• **Objective**
Reproduce all entries precisely as they are written.

• **Dataset items**

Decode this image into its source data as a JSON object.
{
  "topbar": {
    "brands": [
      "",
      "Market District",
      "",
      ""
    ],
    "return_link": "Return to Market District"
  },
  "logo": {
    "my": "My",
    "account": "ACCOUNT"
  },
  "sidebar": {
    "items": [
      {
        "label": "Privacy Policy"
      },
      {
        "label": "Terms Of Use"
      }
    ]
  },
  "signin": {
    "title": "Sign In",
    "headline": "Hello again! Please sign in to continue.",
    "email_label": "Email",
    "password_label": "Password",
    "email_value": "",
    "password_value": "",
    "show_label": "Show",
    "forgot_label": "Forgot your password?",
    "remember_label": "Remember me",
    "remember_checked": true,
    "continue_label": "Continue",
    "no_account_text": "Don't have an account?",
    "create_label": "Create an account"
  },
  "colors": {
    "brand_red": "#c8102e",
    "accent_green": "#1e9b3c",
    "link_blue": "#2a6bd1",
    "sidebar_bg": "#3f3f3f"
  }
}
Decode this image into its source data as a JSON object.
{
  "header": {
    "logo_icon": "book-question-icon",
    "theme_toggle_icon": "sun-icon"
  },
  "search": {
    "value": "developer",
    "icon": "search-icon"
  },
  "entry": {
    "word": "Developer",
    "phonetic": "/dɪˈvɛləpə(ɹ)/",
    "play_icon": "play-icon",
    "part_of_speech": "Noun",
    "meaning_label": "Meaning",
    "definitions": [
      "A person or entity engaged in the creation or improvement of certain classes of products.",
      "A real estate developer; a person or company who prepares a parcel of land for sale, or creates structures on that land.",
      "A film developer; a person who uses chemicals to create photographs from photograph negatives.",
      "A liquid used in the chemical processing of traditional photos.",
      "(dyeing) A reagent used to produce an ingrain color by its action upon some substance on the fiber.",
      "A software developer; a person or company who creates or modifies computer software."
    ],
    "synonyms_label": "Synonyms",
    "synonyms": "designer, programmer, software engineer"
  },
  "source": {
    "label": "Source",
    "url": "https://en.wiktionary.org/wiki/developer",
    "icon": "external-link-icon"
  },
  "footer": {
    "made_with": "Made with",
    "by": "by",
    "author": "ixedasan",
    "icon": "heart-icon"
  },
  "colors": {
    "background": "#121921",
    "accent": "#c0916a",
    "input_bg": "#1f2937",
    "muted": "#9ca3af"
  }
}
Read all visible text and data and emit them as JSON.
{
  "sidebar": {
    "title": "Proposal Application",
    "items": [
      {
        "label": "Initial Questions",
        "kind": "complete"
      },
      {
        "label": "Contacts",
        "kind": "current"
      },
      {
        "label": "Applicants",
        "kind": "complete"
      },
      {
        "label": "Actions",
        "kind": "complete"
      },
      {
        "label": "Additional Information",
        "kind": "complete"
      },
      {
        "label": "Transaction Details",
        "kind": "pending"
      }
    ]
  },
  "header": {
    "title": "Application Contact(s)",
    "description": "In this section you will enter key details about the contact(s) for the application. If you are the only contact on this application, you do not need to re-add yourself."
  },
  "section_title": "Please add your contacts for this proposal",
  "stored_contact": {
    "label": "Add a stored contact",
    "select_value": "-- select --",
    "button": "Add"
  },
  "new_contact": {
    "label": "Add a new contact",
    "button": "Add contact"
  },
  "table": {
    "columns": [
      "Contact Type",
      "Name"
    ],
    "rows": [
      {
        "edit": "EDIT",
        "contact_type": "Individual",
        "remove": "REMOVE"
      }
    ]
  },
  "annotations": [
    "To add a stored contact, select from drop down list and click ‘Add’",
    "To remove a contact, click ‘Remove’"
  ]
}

• **Response to the exercise**
Decode this image into its source data as a JSON object.
{
  "topbar": {
    "brands": [
      "",
      "Market District",
      "",
      ""
    ],
    "return_link": "Return to Market District"
  },
  "logo": {
    "my": "My",
    "account": "ACCOUNT"
  },
  "sidebar": {
    "items": [
      {
        "label": "Privacy Policy"
      },
      {
        "label": "Terms Of Use"
      }
    ]
  },
  "signin": {
    "title": "Sign In",
    "headline": "Hello again! Please sign in to continue.",
    "email_label": "Email",
    "password_label": "Password",
    "email_value": "",
    "password_value": "",
    "show_label": "Show",
    "forgot_label": "Forgot your password?",
    "remember_label": "Remember me",
    "remember_checked": true,
    "continue_label": "Continue",
    "no_account_text": "Don't have an account?",
    "create_label": "Create an account"
  },
  "colors": {
    "brand_red": "#c8102e",
    "accent_green": "#1e9b3c",
    "link_blue": "#2a6bd1",
    "sidebar_bg": "#3f3f3f"
  }
}
Decode this image into its source data as a JSON object.
{
  "header": {
    "logo_icon": "book-question-icon",
    "theme_toggle_icon": "sun-icon"
  },
  "search": {
    "value": "developer",
    "icon": "search-icon"
  },
  "entry": {
    "word": "Developer",
    "phonetic": "/dɪˈvɛləpə(ɹ)/",
    "play_icon": "play-icon",
    "part_of_speech": "Noun",
    "meaning_label": "Meaning",
    "definitions": [
      "A person or entity engaged in the creation or improvement of certain classes of products.",
      "A real estate developer; a person or company who prepares a parcel of land for sale, or creates structures on that land.",
      "A film developer; a person who uses chemicals to create photographs from photograph negatives.",
      "A liquid used in the chemical processing of traditional photos.",
      "(dyeing) A reagent used to produce an ingrain color by its action upon some substance on the fiber.",
      "A software developer; a person or company who creates or modifies computer software."
    ],
    "synonyms_label": "Synonyms",
    "synonyms": "designer, programmer, software engineer"
  },
  "source": {
    "label": "Source",
    "url": "https://en.wiktionary.org/wiki/developer",
    "icon": "external-link-icon"
  },
  "footer": {
    "made_with": "Made with",
    "by": "by",
    "author": "ixedasan",
    "icon": "heart-icon"
  },
  "colors": {
    "background": "#121921",
    "accent": "#c0916a",
    "input_bg": "#1f2937",
    "muted": "#9ca3af"
  }
}
Read all visible text and data and emit them as JSON.
{
  "sidebar": {
    "title": "Proposal Application",
    "items": [
      {
        "label": "Initial Questions",
        "kind": "complete"
      },
      {
        "label": "Contacts",
        "kind": "current"
      },
      {
        "label": "Applicants",
        "kind": "complete"
      },
      {
        "label": "Actions",
        "kind": "complete"
      },
      {
        "label": "Additional Information",
        "kind": "complete"
      },
      {
        "label": "Transaction Details",
        "kind": "pending"
      }
    ]
  },
  "header": {
    "title": "Application Contact(s)",
    "description": "In this section you will enter key details about the contact(s) for the application. If you are the only contact on this application, you do not need to re-add yourself."
  },
  "section_title": "Please add your contacts for this proposal",
  "stored_contact": {
    "label": "Add a stored contact",
    "select_value": "-- select --",
    "button": "Add"
  },
  "new_contact": {
    "label": "Add a new contact",
    "button": "Add contact"
  },
  "table": {
    "columns": [
      "Contact Type",
      "Name"
    ],
    "rows": [
      {
        "edit": "EDIT",
        "contact_type": "Individual",
        "remove": "REMOVE"
      }
    ]
  },
  "annotations": [
    "To add a stored contact, select from drop down list and click ‘Add’",
    "To remove a contact, click ‘Remove’"
  ]
}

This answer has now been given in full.